**EXERCISE MATERIALS:**
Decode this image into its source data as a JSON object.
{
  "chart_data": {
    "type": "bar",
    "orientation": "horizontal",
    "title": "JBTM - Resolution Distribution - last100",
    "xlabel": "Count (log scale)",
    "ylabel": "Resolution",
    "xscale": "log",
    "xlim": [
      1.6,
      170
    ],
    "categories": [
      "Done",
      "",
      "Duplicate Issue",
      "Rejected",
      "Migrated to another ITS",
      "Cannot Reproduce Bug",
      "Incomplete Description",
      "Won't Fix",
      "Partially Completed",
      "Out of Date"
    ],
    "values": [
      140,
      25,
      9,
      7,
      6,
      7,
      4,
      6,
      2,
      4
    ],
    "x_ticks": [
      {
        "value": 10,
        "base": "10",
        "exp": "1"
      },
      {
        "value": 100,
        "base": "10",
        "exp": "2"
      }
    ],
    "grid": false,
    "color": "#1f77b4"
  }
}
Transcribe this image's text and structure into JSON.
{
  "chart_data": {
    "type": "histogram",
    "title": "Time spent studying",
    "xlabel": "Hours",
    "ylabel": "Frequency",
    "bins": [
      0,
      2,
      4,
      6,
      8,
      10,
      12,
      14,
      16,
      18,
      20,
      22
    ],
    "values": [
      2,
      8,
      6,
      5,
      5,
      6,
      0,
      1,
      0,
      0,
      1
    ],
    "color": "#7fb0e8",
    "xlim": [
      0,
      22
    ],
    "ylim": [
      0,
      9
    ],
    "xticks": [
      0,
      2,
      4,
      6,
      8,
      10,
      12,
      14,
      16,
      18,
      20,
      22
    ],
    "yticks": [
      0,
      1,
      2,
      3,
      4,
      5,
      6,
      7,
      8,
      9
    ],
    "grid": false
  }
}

* * *

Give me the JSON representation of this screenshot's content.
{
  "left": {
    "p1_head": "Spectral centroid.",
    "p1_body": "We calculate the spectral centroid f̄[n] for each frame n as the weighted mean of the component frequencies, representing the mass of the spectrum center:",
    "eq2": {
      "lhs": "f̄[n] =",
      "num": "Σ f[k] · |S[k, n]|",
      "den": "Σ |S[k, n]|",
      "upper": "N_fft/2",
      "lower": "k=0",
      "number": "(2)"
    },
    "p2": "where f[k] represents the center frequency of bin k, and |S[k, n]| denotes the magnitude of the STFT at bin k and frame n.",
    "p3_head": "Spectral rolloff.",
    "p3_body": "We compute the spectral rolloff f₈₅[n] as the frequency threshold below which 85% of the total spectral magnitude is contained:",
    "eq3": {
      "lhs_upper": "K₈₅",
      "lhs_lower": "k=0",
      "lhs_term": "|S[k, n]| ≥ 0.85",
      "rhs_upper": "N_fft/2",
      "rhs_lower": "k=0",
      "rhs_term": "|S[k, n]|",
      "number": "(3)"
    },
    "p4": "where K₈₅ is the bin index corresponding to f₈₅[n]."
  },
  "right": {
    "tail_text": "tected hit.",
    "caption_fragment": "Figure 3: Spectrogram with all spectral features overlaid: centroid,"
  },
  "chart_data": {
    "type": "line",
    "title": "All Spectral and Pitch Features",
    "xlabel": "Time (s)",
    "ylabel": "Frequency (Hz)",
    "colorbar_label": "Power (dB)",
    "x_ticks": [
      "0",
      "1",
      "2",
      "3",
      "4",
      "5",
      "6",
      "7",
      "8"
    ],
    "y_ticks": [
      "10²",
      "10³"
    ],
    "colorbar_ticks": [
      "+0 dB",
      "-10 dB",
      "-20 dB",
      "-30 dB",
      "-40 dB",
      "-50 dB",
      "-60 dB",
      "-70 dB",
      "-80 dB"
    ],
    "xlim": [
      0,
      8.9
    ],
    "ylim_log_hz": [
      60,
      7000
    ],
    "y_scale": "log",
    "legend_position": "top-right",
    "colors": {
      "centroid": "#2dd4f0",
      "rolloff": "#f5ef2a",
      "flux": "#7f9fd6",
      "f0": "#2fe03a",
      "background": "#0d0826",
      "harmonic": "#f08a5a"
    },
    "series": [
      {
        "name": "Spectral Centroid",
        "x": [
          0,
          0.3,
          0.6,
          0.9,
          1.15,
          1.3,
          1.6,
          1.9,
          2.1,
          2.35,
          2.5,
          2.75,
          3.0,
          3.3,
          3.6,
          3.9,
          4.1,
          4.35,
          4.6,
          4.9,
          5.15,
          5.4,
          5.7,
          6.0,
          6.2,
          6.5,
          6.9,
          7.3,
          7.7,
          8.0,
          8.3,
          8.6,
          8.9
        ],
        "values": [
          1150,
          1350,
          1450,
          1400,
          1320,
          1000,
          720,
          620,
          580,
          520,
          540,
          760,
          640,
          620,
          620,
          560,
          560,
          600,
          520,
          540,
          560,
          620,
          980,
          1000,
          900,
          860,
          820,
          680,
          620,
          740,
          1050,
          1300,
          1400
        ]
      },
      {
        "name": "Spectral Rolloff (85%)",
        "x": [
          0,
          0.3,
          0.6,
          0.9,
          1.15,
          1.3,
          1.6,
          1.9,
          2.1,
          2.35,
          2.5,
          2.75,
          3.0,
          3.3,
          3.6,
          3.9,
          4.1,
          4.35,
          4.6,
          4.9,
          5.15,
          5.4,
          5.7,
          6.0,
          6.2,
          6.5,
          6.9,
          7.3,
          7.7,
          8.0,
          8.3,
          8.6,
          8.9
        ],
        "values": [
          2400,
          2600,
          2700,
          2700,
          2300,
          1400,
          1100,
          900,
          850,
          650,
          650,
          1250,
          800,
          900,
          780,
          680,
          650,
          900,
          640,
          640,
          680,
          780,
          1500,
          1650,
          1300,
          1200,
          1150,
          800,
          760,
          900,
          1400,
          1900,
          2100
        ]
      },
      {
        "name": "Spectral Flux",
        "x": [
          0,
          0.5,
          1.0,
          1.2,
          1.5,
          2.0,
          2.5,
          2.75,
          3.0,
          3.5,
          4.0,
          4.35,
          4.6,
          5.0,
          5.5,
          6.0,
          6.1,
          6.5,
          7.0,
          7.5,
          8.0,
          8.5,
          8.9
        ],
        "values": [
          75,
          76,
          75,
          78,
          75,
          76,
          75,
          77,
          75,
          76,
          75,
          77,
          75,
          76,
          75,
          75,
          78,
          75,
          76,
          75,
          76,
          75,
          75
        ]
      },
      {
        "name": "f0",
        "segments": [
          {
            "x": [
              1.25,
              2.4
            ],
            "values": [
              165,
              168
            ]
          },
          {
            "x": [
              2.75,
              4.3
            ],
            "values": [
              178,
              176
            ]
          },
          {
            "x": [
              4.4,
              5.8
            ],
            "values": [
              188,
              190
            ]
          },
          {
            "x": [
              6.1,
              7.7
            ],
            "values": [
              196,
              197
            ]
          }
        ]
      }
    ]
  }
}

**TASK TO CARRY OUT:** Go through the lines above. Select every one that has the string "ylabel".

**WORKED ANSWER:**
    "ylabel": "Resolution",
    "ylabel": "Frequency",
    "ylabel": "Frequency (Hz)",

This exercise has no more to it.